▶ **Text**:
Start of Block
On Sun, Nov 23, 2014 at 1:15 AM, Richard Pieri <richard.pieri at gmail.com> wrote:
> On 11/22/2014 4:15 PM, Bill Bogstad wrote:
>>
>> I already mentioned part of this in my first note.  They would have to
>> do it by changing the nameserver entries for the microsoft.com domain
>> at the .com DNS servers which I'm pretty sure they don't run.
>
>
> MarkMonitor owns the microsoft.com and msft.net domains along with a slew of
> variations of those domain names. As owner of the domain, MarkMonitor could
> have VeriSign change the top level registration. It would not be bad data
> because MarkMonitor is the owner of the domain.
>
> Would it be visible? Sure. Any change in a public space is visible. Would
> MarkMonitor's customers care? Absolutely. MM would be doing what it is being
> paid to do: protect its customers' trademarks and copyrights without
> resorting to raids like the NoIP raid. Would the world notice? Probably not.
> MarkMonitor has been doing it for going on 15 years.
End of Block
▶ **Supplied information**:
Start of Block
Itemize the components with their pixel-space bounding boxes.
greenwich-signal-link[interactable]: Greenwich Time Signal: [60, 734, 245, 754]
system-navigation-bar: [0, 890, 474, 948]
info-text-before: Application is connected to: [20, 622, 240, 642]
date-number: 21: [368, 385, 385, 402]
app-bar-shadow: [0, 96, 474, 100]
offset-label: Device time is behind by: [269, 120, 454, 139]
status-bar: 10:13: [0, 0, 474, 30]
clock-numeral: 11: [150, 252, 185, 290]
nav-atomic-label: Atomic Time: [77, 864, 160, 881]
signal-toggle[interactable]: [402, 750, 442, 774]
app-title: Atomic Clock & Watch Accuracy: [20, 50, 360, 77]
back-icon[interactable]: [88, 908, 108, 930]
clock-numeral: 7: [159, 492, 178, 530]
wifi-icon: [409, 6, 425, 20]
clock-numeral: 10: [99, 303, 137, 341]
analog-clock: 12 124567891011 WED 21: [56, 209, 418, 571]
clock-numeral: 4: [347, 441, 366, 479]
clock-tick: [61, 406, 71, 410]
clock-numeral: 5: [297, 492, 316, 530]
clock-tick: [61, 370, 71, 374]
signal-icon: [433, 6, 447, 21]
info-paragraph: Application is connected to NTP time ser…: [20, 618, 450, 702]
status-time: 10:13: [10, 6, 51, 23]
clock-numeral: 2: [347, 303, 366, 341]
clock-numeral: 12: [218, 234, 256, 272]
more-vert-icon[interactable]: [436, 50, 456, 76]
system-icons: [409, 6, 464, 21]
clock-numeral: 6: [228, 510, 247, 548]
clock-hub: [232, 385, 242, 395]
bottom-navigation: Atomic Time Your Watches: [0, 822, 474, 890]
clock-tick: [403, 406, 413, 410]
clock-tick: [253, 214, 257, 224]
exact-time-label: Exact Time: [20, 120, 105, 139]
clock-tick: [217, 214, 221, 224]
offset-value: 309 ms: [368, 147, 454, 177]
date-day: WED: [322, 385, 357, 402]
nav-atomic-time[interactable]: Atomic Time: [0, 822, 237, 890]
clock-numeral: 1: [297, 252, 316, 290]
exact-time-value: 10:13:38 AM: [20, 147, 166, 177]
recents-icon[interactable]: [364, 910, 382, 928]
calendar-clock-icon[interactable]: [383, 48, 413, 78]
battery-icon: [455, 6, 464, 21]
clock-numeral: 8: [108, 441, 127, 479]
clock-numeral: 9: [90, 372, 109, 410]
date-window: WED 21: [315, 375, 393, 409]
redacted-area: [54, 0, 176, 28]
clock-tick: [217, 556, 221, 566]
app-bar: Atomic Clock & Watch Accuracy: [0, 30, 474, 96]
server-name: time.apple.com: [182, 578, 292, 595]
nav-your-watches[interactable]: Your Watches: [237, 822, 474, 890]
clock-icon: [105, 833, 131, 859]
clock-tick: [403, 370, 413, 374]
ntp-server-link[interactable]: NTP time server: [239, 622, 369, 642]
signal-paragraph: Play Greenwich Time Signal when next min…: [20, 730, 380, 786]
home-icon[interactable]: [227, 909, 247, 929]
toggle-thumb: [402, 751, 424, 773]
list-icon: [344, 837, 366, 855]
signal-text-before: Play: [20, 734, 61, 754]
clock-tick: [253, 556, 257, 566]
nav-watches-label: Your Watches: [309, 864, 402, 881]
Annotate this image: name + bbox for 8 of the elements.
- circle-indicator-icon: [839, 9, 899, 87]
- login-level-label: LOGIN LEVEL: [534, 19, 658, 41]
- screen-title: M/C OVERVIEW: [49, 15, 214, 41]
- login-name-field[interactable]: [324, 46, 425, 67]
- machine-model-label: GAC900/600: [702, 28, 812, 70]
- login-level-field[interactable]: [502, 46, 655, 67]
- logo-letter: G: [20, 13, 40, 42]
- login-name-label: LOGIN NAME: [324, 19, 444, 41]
End of Block
▶ **Task instructions**:
(a) Do these statements agree with the email about MarkMonitor and the microsoft.com domain? For each of (i), (ii) and (iii), answer yes or no and quote the words of the email that decide it.
(i) MarkMonitor owns the msft.net domain.
(ii) Bill Bogstad believed that "they" run the .com DNS servers.
(iii) Richard Pieri expects the world would probably notice the change.
(b) Can you carry on the email about MarkMonitor and the microsoft.com domain from its last line?

▶ **Replies**:
(a)
(i) Yes: "MarkMonitor owns the microsoft.com and msft.net domains"
(ii) No: "which I'm pretty sure they don't run."
(iii) No: "Would the world notice? Probably not."

(b)
If they did something that Microsoft hadn't requested then I'm pretty
sure somebody would both notice AND care.  This is all in the context
of attacking the security of Internet communications via a MITM
attack.   If Microsoft (one of the two parties communicating
in this example) authorized it, then it isn't MITM.   Whether it
ishttp://en.wikipedia.org/wiki/Off-the-Record_Messaging done via
Microsoft directly disclosing my communications or via allowing some
other third party agent to do so is not really relevant to me.   As
far as I can tell that is the "risk" that you are now describing.  The
"risk" is in every talking to them at all and I don't see how
technology can really solve that.   Even Off the Record Messaging
(http://en.wikipedia.org/wiki/Off-the-Record_Messaging) doesn't keep
the other party from disclosing the contents.   It just stops them
from proving that I'm the person who said it.